# Task directions:
Collect each line holding the string "Game".

Dataset entries:
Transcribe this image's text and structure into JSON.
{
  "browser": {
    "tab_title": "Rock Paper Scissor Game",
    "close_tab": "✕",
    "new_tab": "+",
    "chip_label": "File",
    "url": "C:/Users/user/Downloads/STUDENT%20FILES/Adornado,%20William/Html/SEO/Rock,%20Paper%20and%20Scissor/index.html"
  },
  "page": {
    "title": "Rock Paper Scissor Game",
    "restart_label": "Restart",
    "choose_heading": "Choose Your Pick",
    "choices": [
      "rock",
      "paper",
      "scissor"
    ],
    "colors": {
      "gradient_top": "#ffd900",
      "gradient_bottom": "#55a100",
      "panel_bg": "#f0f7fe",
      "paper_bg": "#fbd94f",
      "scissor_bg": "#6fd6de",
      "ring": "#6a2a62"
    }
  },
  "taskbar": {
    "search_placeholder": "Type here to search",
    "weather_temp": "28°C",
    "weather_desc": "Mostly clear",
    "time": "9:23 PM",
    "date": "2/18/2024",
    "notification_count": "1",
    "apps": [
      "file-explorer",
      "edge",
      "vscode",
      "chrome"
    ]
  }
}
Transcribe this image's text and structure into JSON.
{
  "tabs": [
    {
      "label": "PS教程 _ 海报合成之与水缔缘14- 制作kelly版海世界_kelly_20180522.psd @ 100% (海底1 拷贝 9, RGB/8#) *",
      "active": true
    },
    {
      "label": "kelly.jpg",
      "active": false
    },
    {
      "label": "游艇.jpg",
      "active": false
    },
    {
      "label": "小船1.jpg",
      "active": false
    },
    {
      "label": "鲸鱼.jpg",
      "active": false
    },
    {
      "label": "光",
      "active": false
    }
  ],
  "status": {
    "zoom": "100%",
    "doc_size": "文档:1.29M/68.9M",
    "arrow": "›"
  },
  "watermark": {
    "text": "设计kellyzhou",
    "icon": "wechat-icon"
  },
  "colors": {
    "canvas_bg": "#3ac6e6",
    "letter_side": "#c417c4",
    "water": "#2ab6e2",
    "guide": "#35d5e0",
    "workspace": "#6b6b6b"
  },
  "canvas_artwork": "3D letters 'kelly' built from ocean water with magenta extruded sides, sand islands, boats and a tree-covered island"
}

# The solution:
    "tab_title": "Rock Paper Scissor Game",
    "title": "Rock Paper Scissor Game",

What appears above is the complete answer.